[start of PASSAGE TO READ]
It will increase the trail. As it will move the vertical line from the center line of the front axle where it meets the ground, backwards away from where the steering axis line meets the ground. That is how trail is measured.

Are your clamps the changeable ones from 22 to 18?
 
I have another question for you.

I just went back and re read your first post, you have a 7.2 spring in the rear with 100 mm's of sag.

That tells me me two things. The spring is too light for your weight, and that means you have a lot of pre load on the rear spring.

If you would not mind, can you measure the compressed length of the spring, and then back off the adjuster and measure the un compressed spring and let me know how much spring pre load you actually have? I bet it's well in excess of 10mm. And while you are at it, have a look at the spring coils and see if you have been coil binding the spring. You will see where the paint or powder coating has been disturbed or rubbed off where the spring coils may have been crashing into each other. Again, just a guess here, I bet you will find that the spring has indeed been coil binding due to the over compressed spring to achieve proper rider sag.
[end of PASSAGE TO READ]
◆ EXERCISE SET ◆
1 - Copy the suspension post verbatim, starting at "I have another" and ending at "the rear spring.".
2 - Pick up the suspension post after its last sentence and carry it on.
[start of INFORMATION PROVIDED]
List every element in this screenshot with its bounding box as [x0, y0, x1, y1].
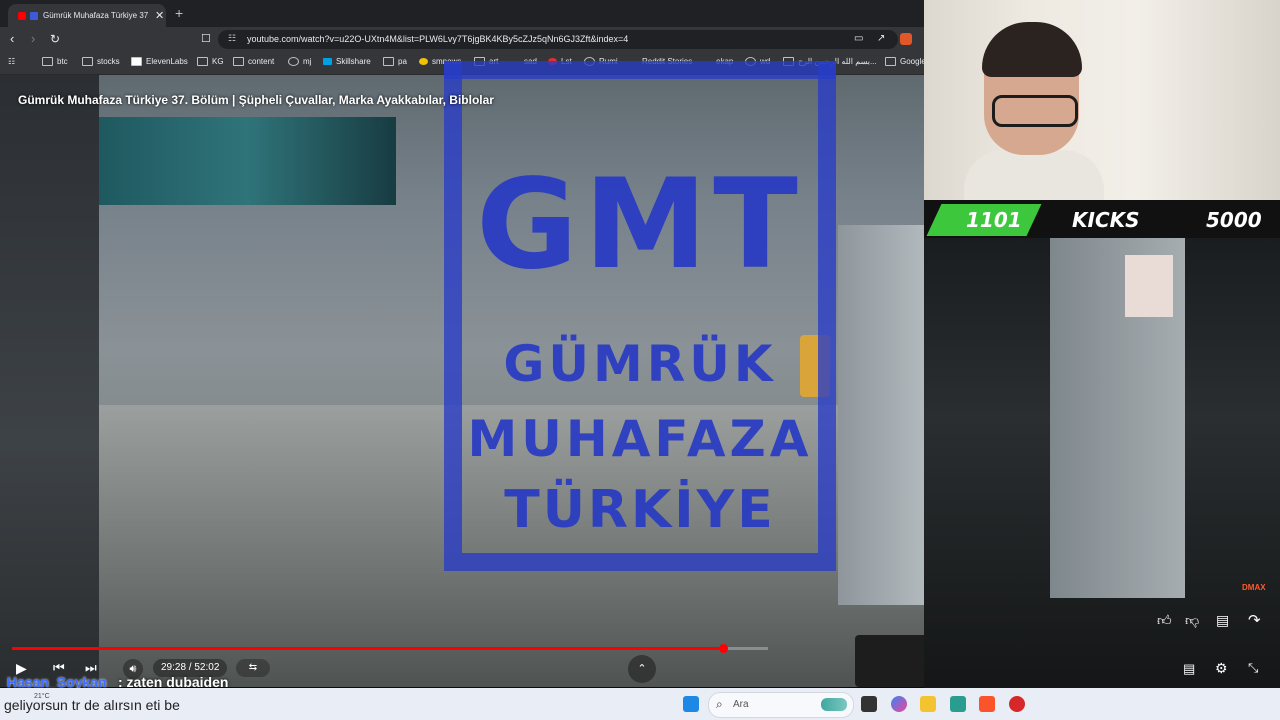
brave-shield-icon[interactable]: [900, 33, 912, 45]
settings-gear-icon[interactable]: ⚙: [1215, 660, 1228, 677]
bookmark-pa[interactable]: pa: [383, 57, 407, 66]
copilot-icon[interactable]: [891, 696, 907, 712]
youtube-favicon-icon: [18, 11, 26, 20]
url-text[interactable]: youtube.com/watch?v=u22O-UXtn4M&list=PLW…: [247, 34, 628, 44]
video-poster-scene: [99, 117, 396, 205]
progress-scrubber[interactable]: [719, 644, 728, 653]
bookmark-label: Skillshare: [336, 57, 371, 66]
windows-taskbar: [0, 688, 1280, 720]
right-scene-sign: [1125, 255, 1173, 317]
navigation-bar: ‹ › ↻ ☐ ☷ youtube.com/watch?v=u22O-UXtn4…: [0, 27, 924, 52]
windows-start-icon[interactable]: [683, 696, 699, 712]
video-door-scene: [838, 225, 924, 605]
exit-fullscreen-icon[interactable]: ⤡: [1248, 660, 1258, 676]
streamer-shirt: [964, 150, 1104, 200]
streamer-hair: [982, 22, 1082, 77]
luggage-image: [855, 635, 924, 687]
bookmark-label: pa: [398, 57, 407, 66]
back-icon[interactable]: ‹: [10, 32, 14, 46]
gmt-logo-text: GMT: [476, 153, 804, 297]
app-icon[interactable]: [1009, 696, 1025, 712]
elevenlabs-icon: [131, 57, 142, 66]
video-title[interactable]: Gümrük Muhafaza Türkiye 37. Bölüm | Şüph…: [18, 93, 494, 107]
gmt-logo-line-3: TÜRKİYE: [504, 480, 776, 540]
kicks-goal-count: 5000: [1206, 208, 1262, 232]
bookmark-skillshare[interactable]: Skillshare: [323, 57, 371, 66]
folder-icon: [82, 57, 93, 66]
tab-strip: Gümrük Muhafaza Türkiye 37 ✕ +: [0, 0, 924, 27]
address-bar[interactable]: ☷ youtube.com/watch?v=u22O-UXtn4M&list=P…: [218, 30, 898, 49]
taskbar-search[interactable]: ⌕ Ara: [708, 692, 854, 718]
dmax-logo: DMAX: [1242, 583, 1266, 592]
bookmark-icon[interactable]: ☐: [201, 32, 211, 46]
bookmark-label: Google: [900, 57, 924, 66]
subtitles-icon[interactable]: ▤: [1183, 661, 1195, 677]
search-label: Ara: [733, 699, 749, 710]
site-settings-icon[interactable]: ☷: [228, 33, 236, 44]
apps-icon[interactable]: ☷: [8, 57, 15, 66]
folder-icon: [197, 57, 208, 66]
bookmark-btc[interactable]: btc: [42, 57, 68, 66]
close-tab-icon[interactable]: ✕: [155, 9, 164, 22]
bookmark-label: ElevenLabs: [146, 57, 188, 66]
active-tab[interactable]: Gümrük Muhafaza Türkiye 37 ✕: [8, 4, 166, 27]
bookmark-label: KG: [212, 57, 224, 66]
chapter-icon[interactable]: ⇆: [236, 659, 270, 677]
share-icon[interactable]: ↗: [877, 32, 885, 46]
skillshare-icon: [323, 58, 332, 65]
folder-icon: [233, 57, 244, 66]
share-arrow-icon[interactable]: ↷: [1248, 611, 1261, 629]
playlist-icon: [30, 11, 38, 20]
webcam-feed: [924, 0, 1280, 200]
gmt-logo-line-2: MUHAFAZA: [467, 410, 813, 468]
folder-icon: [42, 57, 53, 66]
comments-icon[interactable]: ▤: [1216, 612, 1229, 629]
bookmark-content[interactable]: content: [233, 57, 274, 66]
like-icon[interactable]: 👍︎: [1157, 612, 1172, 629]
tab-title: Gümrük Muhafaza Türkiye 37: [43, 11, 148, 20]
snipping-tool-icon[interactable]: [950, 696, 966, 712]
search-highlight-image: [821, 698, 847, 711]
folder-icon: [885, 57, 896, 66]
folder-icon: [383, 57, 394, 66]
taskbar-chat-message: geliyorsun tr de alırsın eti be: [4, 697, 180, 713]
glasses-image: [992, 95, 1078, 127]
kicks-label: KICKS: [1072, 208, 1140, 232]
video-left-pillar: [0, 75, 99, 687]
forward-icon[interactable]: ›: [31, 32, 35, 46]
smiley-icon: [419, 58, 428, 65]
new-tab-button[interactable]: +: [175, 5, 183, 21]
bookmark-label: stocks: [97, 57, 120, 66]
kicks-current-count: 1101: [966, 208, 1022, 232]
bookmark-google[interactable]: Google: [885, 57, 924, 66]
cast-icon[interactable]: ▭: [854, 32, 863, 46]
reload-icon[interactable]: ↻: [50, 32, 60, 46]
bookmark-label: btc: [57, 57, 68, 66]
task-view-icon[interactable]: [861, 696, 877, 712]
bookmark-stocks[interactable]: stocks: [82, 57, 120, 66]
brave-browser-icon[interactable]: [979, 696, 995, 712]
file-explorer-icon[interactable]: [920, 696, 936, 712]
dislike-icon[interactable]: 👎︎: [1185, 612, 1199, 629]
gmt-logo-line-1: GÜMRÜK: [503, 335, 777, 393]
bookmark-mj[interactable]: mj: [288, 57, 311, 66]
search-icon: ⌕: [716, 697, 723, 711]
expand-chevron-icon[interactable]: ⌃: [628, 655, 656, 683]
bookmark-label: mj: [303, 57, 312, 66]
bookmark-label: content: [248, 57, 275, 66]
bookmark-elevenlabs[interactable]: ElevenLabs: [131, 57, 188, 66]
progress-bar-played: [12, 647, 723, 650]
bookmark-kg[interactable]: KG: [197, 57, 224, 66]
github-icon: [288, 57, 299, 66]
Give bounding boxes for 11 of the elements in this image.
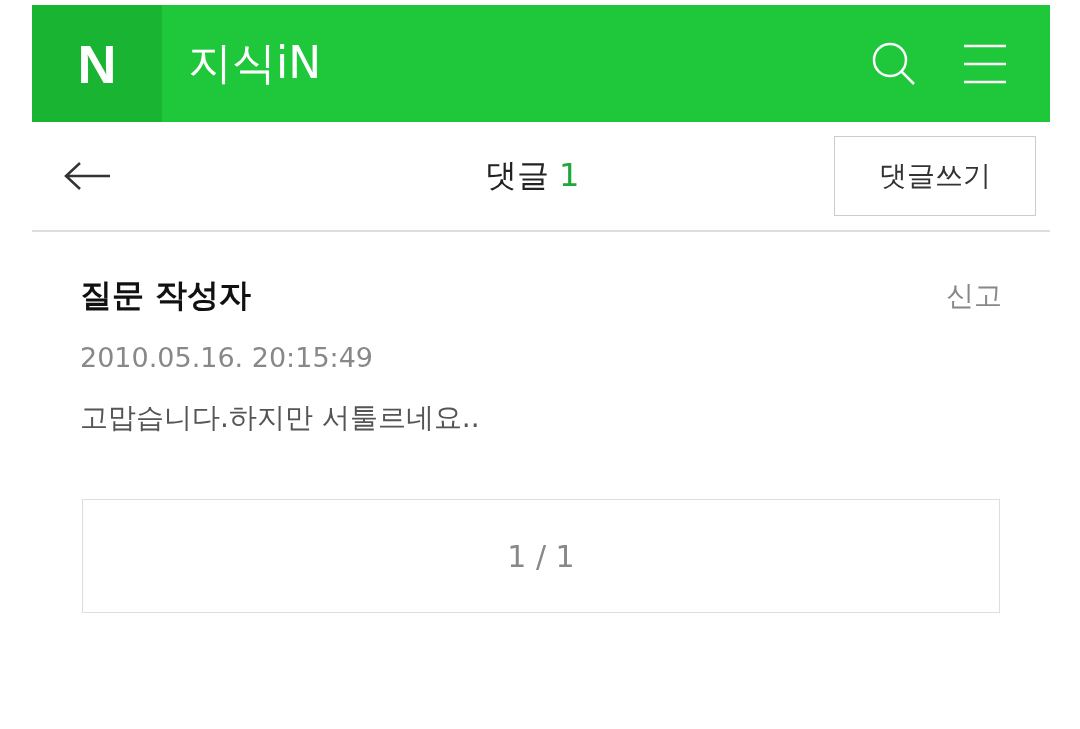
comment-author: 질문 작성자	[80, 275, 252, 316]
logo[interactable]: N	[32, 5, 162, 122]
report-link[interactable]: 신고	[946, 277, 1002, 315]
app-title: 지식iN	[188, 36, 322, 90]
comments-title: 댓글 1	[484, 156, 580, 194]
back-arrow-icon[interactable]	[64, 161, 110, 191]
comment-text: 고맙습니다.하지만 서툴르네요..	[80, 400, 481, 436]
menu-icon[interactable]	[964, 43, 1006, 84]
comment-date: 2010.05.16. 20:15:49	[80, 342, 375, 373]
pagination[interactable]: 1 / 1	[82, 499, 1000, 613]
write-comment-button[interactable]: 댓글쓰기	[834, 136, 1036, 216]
[end of INFORMATION PROVIDED]
◆ RESPONSES ◆
1 -
I have another question for you.

I just went back and re read your first post, you have a 7.2 spring in the rear with 100 mm's of sag.

That tells me me two things. The spring is too light for your weight, and that means you have a lot of pre load on the rear spring.

2 -
Oh and before you start, measure the static sag of the bike as well, I'm betting that it is well under 30mm's, my guess is it is about 20-25mm's.

Correct spring pre load, static sag, rider sag, and ride height are critical on all PDS systems. Once in the sweet spot they work great, and small changes in pre load or clicker adjustments yield instant results.

So, based your description of what is happening, everything is fine while you are on the power, but, when you back off the throttle, all of that pre load you have on the rear shoves the nose of the bike into the ground causing over steer.

If my guess is correct, your bike is under steering while under power, and over steering while off the power. IMHO you have adapted to these characteristics, and it only becomes a real problem when in the ruts and you chop the throttle.

What do you think?

Dale
 
What do i think, I'll tell you, you know what your talking about, this is the 3rd time you've helped me, and everything you've said has been spot on, i cant do the spring just now dale, because of my shoulder, when i did try the 76 on the rear with the .46's i just couldn't dial it in perhaps i just never tried enough, I'm feeling rejuvenated now, Jesus how i wish i could ride.
when i can get someone to help me, I'll Pm you once again thank you so much :D
johny
 
johny said:
What do i think, I'll tell you, you know what your talking about, this is the 3rd time you've helped me, and everything you've said has been spot on, i cant do the spring just now dale, because of my shoulder, when i did try the 76 on the rear with the .46's i just couldn't dial it in perhaps i just never tried enough, I'm feeling rejuvenated now, Jesus how i wish i could ride.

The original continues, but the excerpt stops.